- **Excerpted passage**:
▼▼▼

NLP in Python: Obtain word names from SelectKBest after vectorizing

I can't seem to find an answer to my exact problem. Can anyone help?
A simplified description of my dataframe ("df"): It has 2 columns: one is a bunch of text ("Notes"), and the other is a binary variable indicating if the resolution time was above average or not ("y").
I did bag-of-words on the text:
from sklearn.feature_extraction.text import CountVectorizer
vectorizer = CountVectorizer(lowercase=True, stop_words="english")
matrix = vectorizer.fit_transform(df["Notes"])
My matrix is 6290 x 4650. No problem getting the word names (i.e. feature names) :
feature_names = vectorizer.get_feature_names()
feature_names
Next, I want to know which of these 4650 are most associated with above average resolution times; and reduce the matrix I may want to use in a predictive model. I do a chi-square test to find the top 20 most important words.
from sklearn.feature_selection import SelectKBest
from sklearn.feature_selection import chi2
selector = SelectKBest(chi2, k=20)
selector.fit(matrix, y)
top_words = selector.get_support().nonzero()
# Pick only the most informative columns in the data.
chi_matrix = matrix[:,top_words[0]]
Now I'm stuck. How do I get the words from this reduced matrix ("chi_matrix")? What are my feature names? I was trying this:
chi_matrix.feature_names[selector.get_support(indices=True)].tolist()
Or
chi_matrix.feature_names[features.get_support()]
These gives me an error: feature_names not found. What am I missing?
A
After figuring out really what I wanted to do (thanks Daniel) and doing more research, I found a couple other ways to meet my objective.
Way 1 - https://glowingpython.blogspot.com/2014/02/terms-selection-with-chi-square.html
from sklearn.feature_extraction.text import CountVectorizer
vectorizer = CountVectorizer(lowercase=True,stop_words='english')
X = vectorizer.fit_transform(df["Notes"])
from sklearn.feature_selection import chi2
chi2score = chi2(X,df['AboveAverage'])[0]
wscores = zip(vectorizer.get_feature_names(),chi2score)
wchi2 = sorted(wscores,key=lambda x:x[1])
topchi2 = zip(*wchi2[-20:])
show=list(topchi2)

▲▲▲

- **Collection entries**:
▼▼▼

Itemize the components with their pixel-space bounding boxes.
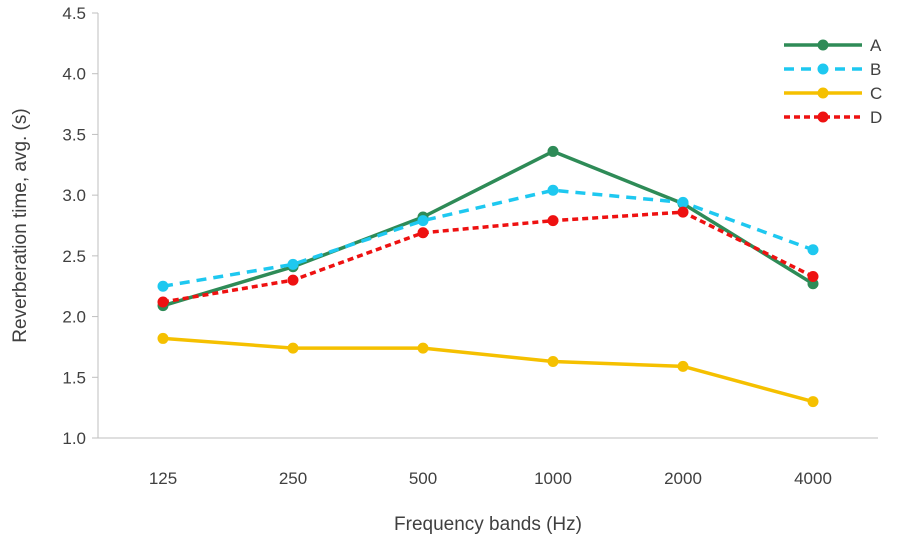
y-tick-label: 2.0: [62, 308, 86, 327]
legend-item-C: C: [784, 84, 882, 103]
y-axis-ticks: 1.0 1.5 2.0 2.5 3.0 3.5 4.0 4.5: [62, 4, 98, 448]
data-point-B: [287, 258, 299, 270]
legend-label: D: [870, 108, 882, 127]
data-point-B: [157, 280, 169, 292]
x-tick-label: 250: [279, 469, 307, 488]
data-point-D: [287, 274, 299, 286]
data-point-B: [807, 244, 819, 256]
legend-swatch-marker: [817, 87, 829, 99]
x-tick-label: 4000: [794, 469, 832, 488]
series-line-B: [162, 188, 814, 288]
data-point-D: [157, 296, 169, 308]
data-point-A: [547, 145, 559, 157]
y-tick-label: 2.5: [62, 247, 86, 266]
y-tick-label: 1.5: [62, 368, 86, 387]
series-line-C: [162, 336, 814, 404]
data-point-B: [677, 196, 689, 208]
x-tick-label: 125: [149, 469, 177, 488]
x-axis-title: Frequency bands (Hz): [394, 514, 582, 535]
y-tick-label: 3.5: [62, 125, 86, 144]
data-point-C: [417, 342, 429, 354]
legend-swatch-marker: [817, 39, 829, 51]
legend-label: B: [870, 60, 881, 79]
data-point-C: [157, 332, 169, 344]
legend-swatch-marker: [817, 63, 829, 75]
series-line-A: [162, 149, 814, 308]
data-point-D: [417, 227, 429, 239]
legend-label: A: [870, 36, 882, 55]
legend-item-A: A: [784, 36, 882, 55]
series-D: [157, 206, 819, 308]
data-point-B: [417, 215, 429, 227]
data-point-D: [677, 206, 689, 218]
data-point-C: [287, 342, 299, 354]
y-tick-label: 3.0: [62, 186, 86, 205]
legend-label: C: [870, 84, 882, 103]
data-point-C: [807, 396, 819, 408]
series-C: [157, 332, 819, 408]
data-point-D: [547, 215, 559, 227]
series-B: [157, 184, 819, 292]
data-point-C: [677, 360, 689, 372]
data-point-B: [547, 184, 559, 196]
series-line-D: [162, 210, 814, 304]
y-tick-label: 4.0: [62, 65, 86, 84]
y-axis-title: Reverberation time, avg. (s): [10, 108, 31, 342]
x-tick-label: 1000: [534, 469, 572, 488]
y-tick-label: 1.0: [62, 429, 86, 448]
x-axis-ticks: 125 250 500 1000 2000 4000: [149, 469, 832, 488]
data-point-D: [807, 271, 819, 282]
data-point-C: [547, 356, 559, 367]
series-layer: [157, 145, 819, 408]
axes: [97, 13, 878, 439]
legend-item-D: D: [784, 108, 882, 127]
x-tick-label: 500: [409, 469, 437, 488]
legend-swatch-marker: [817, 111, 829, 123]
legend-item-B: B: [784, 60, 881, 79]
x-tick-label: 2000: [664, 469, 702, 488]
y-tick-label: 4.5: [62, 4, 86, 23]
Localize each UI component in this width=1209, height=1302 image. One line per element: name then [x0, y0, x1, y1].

▲▲▲

- **What you will do**:
a - Copy word for word the lines of the listing starting at the line containing "y-tick-label: 2.0: [62, 308, 86, 327]" and ending at the line containing "x-tick-label: 250: [279, 469, 307, 488]".
b - Resume the forum thread about getting word names from SelectKBest, picking up right after its last line.
The forum thread and the listing come from two unrelated sources.

- **Task-by-task outputs**:
a -
y-tick-label: 2.0: [62, 308, 86, 327]
legend-item-C: C: [784, 84, 882, 103]
y-axis-ticks: 1.0 1.5 2.0 2.5 3.0 3.5 4.0 4.5: [62, 4, 98, 448]
data-point-B: [287, 258, 299, 270]
legend-label: D: [870, 108, 882, 127]
data-point-B: [157, 280, 169, 292]
x-tick-label: 250: [279, 469, 307, 488]

b -
show
Way 2 - This is the way I used because it was the easiest for me to understand and produced a nice output listing the word, chi2 score, and p-value. Another thread on here: Sklearn Chi2 For Feature Selection
from sklearn.feature_extraction.text import CountVectorizer
from sklearn.feature_selection import SelectKBest, chi2
vectorizer = CountVectorizer(lowercase=True,stop_words='english')
X = vectorizer.fit_transform(df["Notes"])
y = df['AboveAverage']
# Select 10 features with highest chi-squared statistics
chi2_selector = SelectKBest(chi2, k=10)
chi2_selector.fit(X, y)
# Look at scores returned from the selector for each feature
chi2_scores = pd.DataFrame(list(zip(vectorizer.get_feature_names(), chi2_selector.scores_, chi2_selector.pvalues_)),
columns=['ftr', 'score', 'pval'])
chi2_scores
I had a similar problem recently, but I was not constricted to using the 20 most relevant words. Rather, I could select the words which had a chi score higher than a set threshold. I will give you the method I used to achieve this second task. The reason why this is preferable than just using the first n words accordingly to their chi-score, is that those 20 words may have an extremely low score and thus contribute next to nothing to the classification task.
Here is how I have done it for a binary classification task:
import pandas as pd
import numpy as np
from sklearn.feature_extraction.text import CountVectorizer
from sklearn.feature_selection import chi2
THRESHOLD_CHI = 5 # or whatever you like. You may try with
# for threshold_chi in [1,2,3,4,5,6,7,8,9,10] if you prefer
# and measure the f1 scores
X = df['text']
y = df['labels']
cv = CountVectorizer()
cv_sparse_matrix = cv.fit_transform(X)
cv_dense_matrix = cv_sparse_matrix.todense()
chi2_stat, pval = chi2(cv_dense_matrix, y)
chi2_reshaped = chi2_stat.reshape(1,-1)
which_ones_to_keep = chi2_reshaped > THRESHOLD_CHI
which_ones_to_keep = np.repeat(which_ones_to_keep ,axis=0,repeats=which_ones_to_keep.shape[1])
The result is a matrix containing ones where the terms have a chi score higher than the threshold, and zeroes where they have a chi score lower than the threshold. This matrix can then be np.dot with either a cv matrix or a tfidf matrix, and subsequently passed to the fit method of a classifier.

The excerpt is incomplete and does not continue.